» **WRITTEN REQUEST**
Exclude any images and output the remaining records exactly.

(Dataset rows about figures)
━━━━━━
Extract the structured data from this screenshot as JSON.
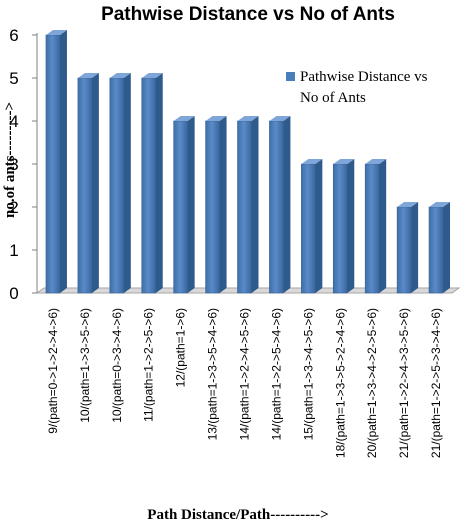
{
  "chart_data": {
    "type": "bar",
    "title": "Pathwise Distance vs No of Ants",
    "xlabel": "Path Distance/Path---------->",
    "ylabel": "no.of ants--------->",
    "ylim": [
      0,
      6
    ],
    "yticks": [
      "0",
      "1",
      "2",
      "3",
      "4",
      "5",
      "6"
    ],
    "grid": false,
    "legend_position": "right",
    "categories": [
      "9/(path=0->1->2->4->6)",
      "10/(path=1->3->5->6)",
      "10/(path=0->3->4->6)",
      "11/(path=1->2->5->6)",
      "12/(path=1->6)",
      "13/(path=1->3->5->4->6)",
      "14/(path=1->2->4->5->6)",
      "14/(path=1->2->5->4->6)",
      "15/(path=1->3->4->5->6)",
      "18/(path=1->3->5->2->4->6)",
      "20/(path=1->3->4->2->5->6)",
      "21/(path=1->2->4->3->5->6)",
      "21/(path=1->2->5->3->4->6)"
    ],
    "series": [
      {
        "name": "Pathwise Distance vs No of Ants",
        "legend_lines": [
          "Pathwise Distance vs",
          "No of Ants"
        ],
        "color": "#4a7ebb",
        "values": [
          6,
          5,
          5,
          5,
          4,
          4,
          4,
          4,
          3,
          3,
          3,
          2,
          2
        ]
      }
    ]
  }
}
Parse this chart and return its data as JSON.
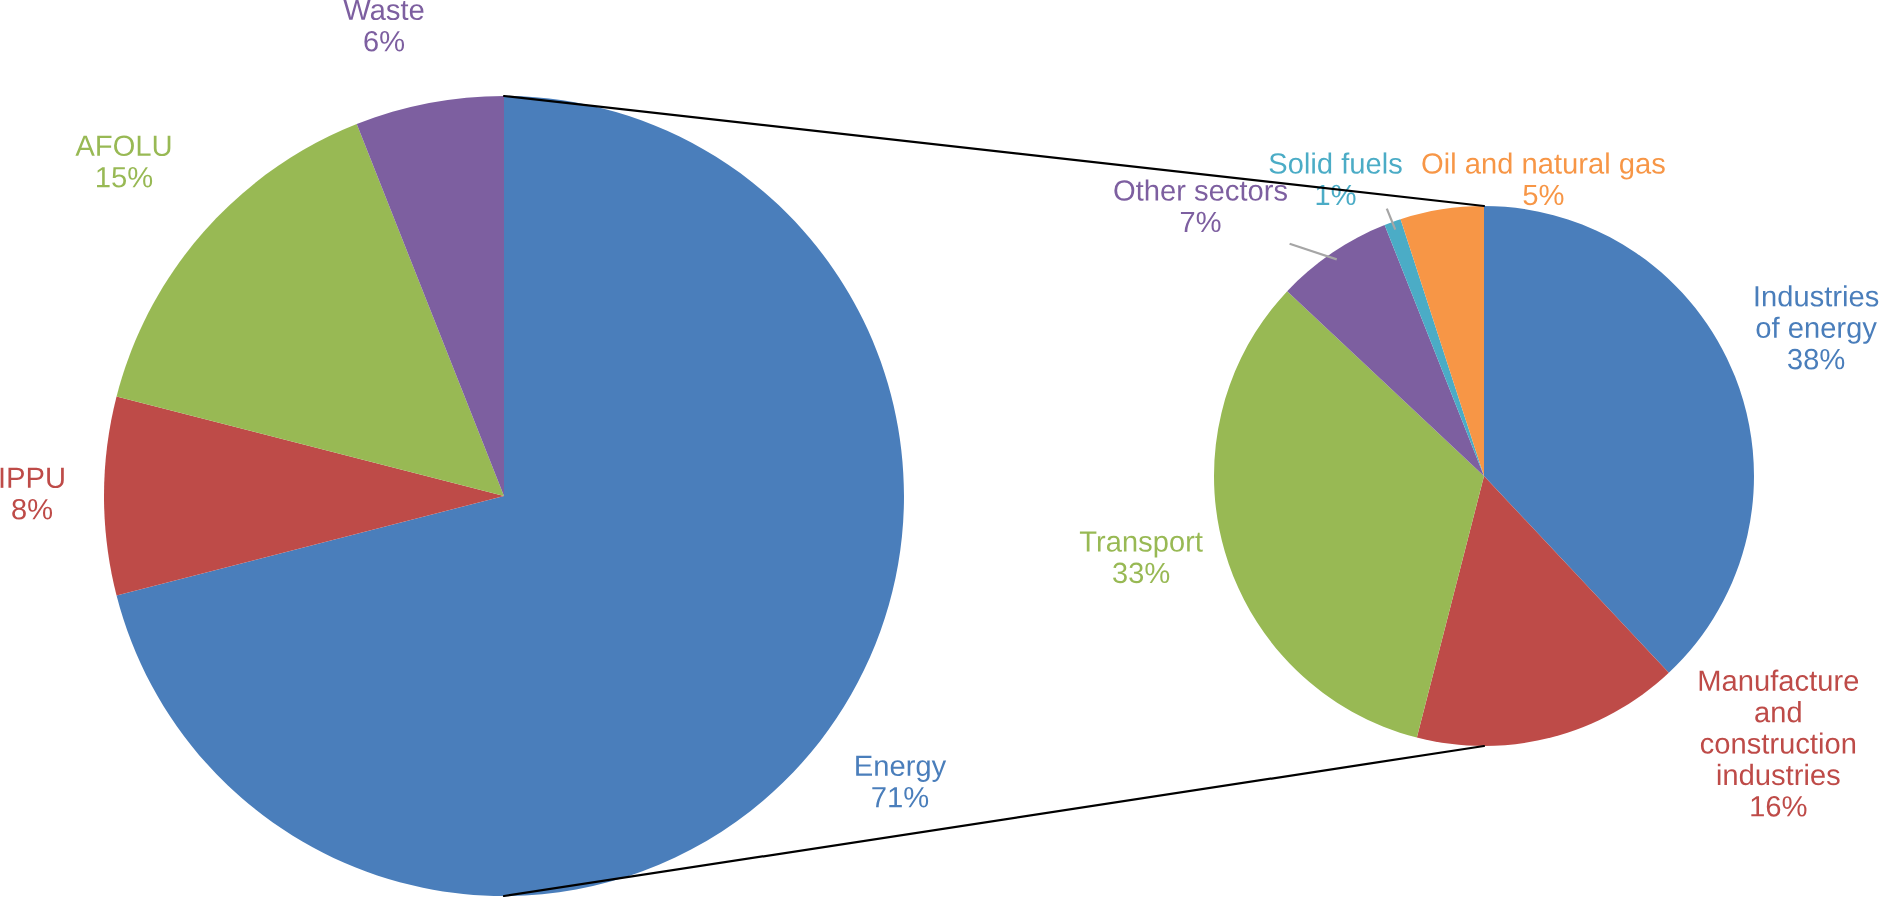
━━━━━━
» **OUTPUT**
Extract the structured data from this screenshot as JSON.
{
  "chart_data": {
    "type": "bar",
    "title": "Pathwise Distance vs No of Ants",
    "xlabel": "Path Distance/Path---------->",
    "ylabel": "no.of ants--------->",
    "ylim": [
      0,
      6
    ],
    "yticks": [
      "0",
      "1",
      "2",
      "3",
      "4",
      "5",
      "6"
    ],
    "grid": false,
    "legend_position": "right",
    "categories": [
      "9/(path=0->1->2->4->6)",
      "10/(path=1->3->5->6)",
      "10/(path=0->3->4->6)",
      "11/(path=1->2->5->6)",
      "12/(path=1->6)",
      "13/(path=1->3->5->4->6)",
      "14/(path=1->2->4->5->6)",
      "14/(path=1->2->5->4->6)",
      "15/(path=1->3->4->5->6)",
      "18/(path=1->3->5->2->4->6)",
      "20/(path=1->3->4->2->5->6)",
      "21/(path=1->2->4->3->5->6)",
      "21/(path=1->2->5->3->4->6)"
    ],
    "series": [
      {
        "name": "Pathwise Distance vs No of Ants",
        "legend_lines": [
          "Pathwise Distance vs",
          "No of Ants"
        ],
        "color": "#4a7ebb",
        "values": [
          6,
          5,
          5,
          5,
          4,
          4,
          4,
          4,
          3,
          3,
          3,
          2,
          2
        ]
      }
    ]
  }
}
Parse this chart and return its data as JSON.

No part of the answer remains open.